Entries from a visual dataset:
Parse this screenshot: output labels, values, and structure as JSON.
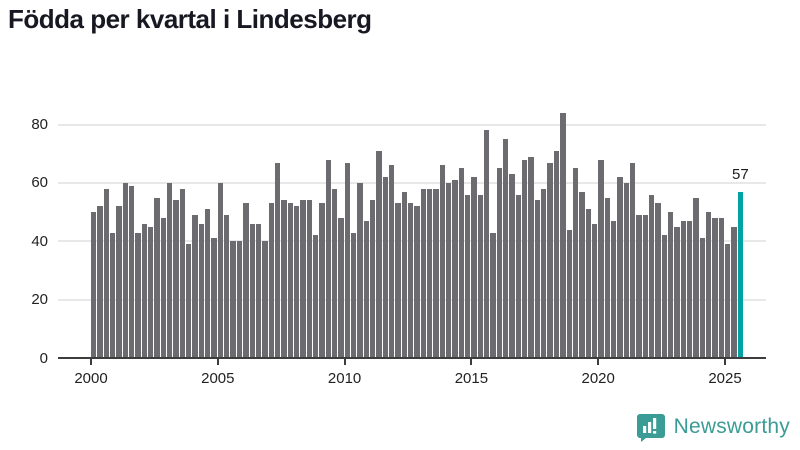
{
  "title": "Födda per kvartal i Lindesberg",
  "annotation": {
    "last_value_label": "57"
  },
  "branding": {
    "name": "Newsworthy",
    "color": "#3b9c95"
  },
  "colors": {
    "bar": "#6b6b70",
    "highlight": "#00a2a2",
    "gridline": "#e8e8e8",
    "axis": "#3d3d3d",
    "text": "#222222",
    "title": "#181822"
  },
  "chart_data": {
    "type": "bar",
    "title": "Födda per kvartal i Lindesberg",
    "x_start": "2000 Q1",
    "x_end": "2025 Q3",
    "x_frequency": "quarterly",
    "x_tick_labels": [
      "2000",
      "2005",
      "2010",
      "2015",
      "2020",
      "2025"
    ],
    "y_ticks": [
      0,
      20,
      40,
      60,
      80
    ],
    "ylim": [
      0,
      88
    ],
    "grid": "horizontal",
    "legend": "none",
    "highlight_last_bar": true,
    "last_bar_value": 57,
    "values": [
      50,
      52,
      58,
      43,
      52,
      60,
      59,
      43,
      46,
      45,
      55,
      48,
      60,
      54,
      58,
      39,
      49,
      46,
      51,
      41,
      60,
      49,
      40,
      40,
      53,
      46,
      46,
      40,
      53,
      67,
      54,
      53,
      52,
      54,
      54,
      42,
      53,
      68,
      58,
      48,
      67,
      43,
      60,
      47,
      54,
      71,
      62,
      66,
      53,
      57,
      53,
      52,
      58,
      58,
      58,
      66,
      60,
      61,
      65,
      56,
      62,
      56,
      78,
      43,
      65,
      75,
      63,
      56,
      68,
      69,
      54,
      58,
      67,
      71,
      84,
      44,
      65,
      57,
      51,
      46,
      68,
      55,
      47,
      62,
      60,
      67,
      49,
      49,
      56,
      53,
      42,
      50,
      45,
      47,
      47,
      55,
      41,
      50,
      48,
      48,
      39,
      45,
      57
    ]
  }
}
--
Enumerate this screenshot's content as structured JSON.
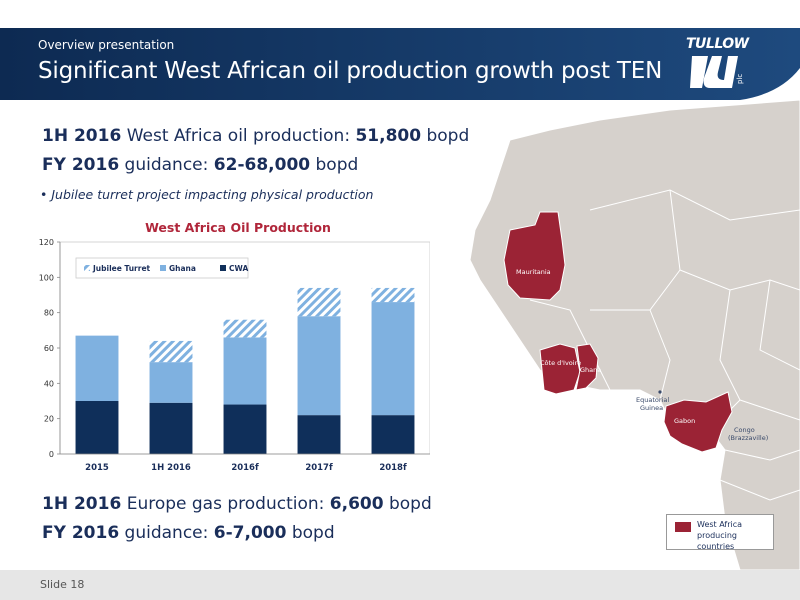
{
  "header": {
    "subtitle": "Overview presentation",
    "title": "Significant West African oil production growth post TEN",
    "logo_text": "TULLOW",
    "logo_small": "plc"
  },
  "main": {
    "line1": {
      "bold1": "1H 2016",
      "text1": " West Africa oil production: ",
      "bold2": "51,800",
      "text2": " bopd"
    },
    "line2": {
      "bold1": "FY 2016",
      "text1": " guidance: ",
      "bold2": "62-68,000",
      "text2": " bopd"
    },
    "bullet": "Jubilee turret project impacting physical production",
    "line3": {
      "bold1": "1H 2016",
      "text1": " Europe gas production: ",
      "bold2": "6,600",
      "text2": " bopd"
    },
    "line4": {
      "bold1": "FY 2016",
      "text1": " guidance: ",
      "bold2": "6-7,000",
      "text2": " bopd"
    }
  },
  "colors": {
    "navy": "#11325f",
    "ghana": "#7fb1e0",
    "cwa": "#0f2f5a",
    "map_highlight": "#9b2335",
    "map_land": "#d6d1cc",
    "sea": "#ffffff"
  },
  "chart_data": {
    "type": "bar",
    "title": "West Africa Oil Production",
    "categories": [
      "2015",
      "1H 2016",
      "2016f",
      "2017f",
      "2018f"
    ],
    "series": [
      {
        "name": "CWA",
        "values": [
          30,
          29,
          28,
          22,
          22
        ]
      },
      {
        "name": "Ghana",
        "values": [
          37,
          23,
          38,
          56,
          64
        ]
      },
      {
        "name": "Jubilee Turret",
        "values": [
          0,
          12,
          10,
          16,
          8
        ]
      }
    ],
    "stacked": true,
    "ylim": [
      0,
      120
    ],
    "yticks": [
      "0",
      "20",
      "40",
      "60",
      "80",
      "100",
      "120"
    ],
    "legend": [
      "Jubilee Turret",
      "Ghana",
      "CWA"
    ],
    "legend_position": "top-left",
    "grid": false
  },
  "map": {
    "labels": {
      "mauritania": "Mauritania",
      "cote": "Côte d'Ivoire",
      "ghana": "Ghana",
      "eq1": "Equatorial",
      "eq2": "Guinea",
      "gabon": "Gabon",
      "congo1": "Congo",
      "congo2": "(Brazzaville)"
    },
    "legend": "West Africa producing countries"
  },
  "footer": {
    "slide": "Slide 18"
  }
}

◆ **TASK**
Find each line holding the string "Födda" and copy it out.

◆ **WRITTEN SOLUTION**
  "title": "Födda per kvartal i Lindesberg",
    "title": "Födda per kvartal i Lindesberg",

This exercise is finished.